*Material for this exercise*.
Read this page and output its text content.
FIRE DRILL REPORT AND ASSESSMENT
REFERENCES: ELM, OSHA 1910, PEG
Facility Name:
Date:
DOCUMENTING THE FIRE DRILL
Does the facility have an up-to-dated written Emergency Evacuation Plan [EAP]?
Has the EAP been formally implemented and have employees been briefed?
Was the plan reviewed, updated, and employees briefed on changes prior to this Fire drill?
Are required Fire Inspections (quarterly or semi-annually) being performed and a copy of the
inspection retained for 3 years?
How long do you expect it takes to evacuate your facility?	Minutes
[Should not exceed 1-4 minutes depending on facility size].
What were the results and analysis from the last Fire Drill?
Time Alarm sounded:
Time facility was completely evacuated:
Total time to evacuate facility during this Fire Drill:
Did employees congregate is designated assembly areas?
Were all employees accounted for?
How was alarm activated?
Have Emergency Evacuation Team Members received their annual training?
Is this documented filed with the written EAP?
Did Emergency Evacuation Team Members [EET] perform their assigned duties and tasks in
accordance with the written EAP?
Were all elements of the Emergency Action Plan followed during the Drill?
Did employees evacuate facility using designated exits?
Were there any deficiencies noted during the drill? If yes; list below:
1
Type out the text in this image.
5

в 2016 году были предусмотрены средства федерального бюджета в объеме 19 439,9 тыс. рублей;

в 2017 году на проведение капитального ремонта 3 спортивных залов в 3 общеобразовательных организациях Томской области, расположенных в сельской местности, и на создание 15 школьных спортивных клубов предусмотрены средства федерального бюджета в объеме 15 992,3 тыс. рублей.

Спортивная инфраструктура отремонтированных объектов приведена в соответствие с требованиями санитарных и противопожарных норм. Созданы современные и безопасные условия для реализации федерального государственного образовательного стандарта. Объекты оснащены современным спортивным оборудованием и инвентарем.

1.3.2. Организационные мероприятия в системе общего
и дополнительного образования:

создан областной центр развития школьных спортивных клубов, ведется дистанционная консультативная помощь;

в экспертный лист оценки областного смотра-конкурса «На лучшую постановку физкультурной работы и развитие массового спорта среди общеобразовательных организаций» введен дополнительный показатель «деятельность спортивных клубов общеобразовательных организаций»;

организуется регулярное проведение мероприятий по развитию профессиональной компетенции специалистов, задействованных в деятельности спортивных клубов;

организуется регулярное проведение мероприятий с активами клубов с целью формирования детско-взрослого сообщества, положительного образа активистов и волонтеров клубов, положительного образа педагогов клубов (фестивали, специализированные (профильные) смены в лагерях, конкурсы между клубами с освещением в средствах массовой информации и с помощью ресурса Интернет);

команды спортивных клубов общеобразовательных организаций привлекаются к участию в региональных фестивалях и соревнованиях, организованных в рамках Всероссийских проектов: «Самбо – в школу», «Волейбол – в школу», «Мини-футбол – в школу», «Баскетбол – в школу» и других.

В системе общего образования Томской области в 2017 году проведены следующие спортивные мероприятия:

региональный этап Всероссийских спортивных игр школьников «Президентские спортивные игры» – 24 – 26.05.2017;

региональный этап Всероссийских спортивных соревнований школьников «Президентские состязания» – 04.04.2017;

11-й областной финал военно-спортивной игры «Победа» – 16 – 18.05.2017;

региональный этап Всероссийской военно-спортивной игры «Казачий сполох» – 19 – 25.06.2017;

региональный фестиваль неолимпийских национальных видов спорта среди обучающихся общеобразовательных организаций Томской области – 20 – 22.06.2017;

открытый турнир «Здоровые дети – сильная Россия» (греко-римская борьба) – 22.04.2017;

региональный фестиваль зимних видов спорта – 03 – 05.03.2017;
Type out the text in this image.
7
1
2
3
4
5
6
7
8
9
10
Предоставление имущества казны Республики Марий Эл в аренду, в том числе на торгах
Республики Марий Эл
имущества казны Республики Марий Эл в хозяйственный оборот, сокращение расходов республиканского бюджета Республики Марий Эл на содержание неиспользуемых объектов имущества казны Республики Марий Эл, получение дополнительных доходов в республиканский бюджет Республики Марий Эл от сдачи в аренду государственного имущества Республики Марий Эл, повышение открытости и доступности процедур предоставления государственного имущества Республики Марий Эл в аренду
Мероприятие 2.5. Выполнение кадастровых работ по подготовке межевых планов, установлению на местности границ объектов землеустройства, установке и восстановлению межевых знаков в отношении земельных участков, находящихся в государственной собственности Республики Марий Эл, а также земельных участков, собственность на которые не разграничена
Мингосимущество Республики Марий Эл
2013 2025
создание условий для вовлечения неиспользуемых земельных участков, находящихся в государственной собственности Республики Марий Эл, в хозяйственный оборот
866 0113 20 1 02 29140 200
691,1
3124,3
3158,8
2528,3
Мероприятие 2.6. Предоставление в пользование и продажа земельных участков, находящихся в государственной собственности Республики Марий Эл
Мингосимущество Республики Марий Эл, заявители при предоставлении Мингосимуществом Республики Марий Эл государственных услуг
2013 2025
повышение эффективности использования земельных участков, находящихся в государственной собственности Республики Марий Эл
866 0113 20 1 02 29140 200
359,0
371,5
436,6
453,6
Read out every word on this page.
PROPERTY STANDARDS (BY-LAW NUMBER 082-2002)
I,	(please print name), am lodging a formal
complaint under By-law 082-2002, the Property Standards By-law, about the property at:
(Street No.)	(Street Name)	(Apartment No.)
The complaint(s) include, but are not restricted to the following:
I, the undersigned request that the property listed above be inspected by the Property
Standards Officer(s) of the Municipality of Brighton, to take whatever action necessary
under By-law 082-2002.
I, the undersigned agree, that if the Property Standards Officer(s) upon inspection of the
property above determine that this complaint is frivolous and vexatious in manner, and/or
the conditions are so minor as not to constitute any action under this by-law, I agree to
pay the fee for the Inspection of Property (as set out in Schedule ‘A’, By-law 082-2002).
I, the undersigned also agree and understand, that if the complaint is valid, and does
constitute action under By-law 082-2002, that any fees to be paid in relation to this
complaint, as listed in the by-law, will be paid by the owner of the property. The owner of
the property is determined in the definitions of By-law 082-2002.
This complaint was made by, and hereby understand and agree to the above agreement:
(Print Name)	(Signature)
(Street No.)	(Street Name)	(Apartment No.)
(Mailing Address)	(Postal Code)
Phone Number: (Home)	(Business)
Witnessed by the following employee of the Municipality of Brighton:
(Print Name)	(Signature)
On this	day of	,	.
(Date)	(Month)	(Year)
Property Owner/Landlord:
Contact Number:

*Aim of the task*.
List every line above that holds the word "спортивные".

*Complete response*.
В системе общего образования Томской области в 2017 году проведены следующие спортивные мероприятия:
региональный этап Всероссийских спортивных игр школьников «Президентские спортивные игры» – 24 – 26.05.2017;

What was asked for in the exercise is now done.